**Problem statement**
Return every line below as is, leaving out the pictures.

**Excerpted data**
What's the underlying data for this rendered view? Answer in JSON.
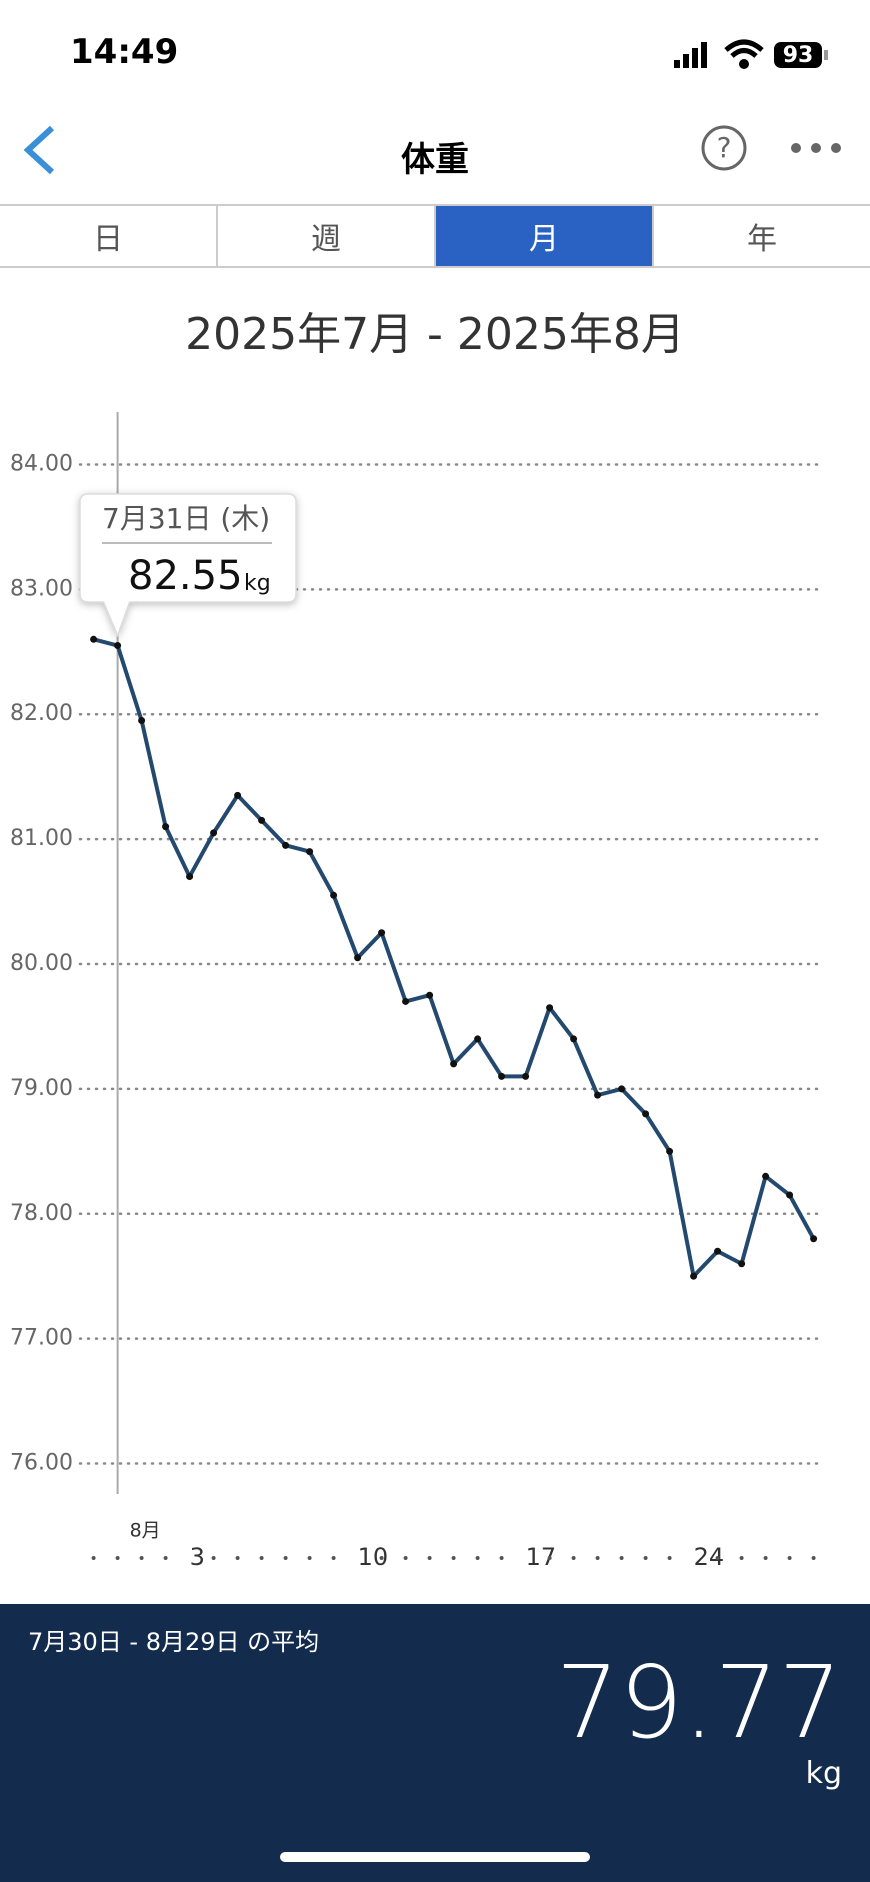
{
  "status_bar": {
    "time": "14:49",
    "battery": "93"
  },
  "header": {
    "title": "体重"
  },
  "tabs": {
    "items": [
      "日",
      "週",
      "月",
      "年"
    ],
    "selected": 2
  },
  "chart_data": {
    "type": "line",
    "title": "2025年7月 - 2025年8月",
    "unit": "kg",
    "categories": [
      null,
      null,
      "8月",
      null,
      "3",
      null,
      null,
      null,
      null,
      null,
      null,
      "10",
      null,
      null,
      null,
      null,
      null,
      null,
      "17",
      null,
      null,
      null,
      null,
      null,
      null,
      "24",
      null,
      null,
      null,
      null,
      null
    ],
    "series": [
      {
        "name": "体重",
        "color": "#24496f",
        "values": [
          82.6,
          82.55,
          81.95,
          81.1,
          80.7,
          81.05,
          81.35,
          81.15,
          80.95,
          80.9,
          80.55,
          80.05,
          80.25,
          79.7,
          79.75,
          79.2,
          79.4,
          79.1,
          79.1,
          79.65,
          79.4,
          78.95,
          79.0,
          78.8,
          78.5,
          77.5,
          77.7,
          77.6,
          78.3,
          78.15,
          77.8
        ]
      }
    ],
    "ylim": [
      75.74,
      84.34
    ],
    "yticks": [
      {
        "value": 76,
        "label": "76.00"
      },
      {
        "value": 77,
        "label": "77.00"
      },
      {
        "value": 78,
        "label": "78.00"
      },
      {
        "value": 79,
        "label": "79.00"
      },
      {
        "value": 80,
        "label": "80.00"
      },
      {
        "value": 81,
        "label": "81.00"
      },
      {
        "value": 82,
        "label": "82.00"
      },
      {
        "value": 83,
        "label": "83.00"
      },
      {
        "value": 84,
        "label": "84.00"
      }
    ],
    "grid": true,
    "selected_index": 1
  },
  "tooltip": {
    "date": "7月31日 (木)"
  },
  "summary": {
    "range_label": "7月30日 - 8月29日 の平均",
    "value": "79.77"
  }
}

**Solution for this problem**
What's the underlying data for this rendered view? Answer in JSON.
{
  "status_bar": {
    "time": "14:49",
    "battery": "93"
  },
  "header": {
    "title": "体重"
  },
  "tabs": {
    "items": [
      "日",
      "週",
      "月",
      "年"
    ],
    "selected": 2
  },
  "chart_data": {
    "type": "line",
    "title": "2025年7月 - 2025年8月",
    "unit": "kg",
    "categories": [
      null,
      null,
      "8月",
      null,
      "3",
      null,
      null,
      null,
      null,
      null,
      null,
      "10",
      null,
      null,
      null,
      null,
      null,
      null,
      "17",
      null,
      null,
      null,
      null,
      null,
      null,
      "24",
      null,
      null,
      null,
      null,
      null
    ],
    "series": [
      {
        "name": "体重",
        "color": "#24496f",
        "values": [
          82.6,
          82.55,
          81.95,
          81.1,
          80.7,
          81.05,
          81.35,
          81.15,
          80.95,
          80.9,
          80.55,
          80.05,
          80.25,
          79.7,
          79.75,
          79.2,
          79.4,
          79.1,
          79.1,
          79.65,
          79.4,
          78.95,
          79.0,
          78.8,
          78.5,
          77.5,
          77.7,
          77.6,
          78.3,
          78.15,
          77.8
        ]
      }
    ],
    "ylim": [
      75.74,
      84.34
    ],
    "yticks": [
      {
        "value": 76,
        "label": "76.00"
      },
      {
        "value": 77,
        "label": "77.00"
      },
      {
        "value": 78,
        "label": "78.00"
      },
      {
        "value": 79,
        "label": "79.00"
      },
      {
        "value": 80,
        "label": "80.00"
      },
      {
        "value": 81,
        "label": "81.00"
      },
      {
        "value": 82,
        "label": "82.00"
      },
      {
        "value": 83,
        "label": "83.00"
      },
      {
        "value": 84,
        "label": "84.00"
      }
    ],
    "grid": true,
    "selected_index": 1
  },
  "tooltip": {
    "date": "7月31日 (木)"
  },
  "summary": {
    "range_label": "7月30日 - 8月29日 の平均",
    "value": "79.77"
  }
}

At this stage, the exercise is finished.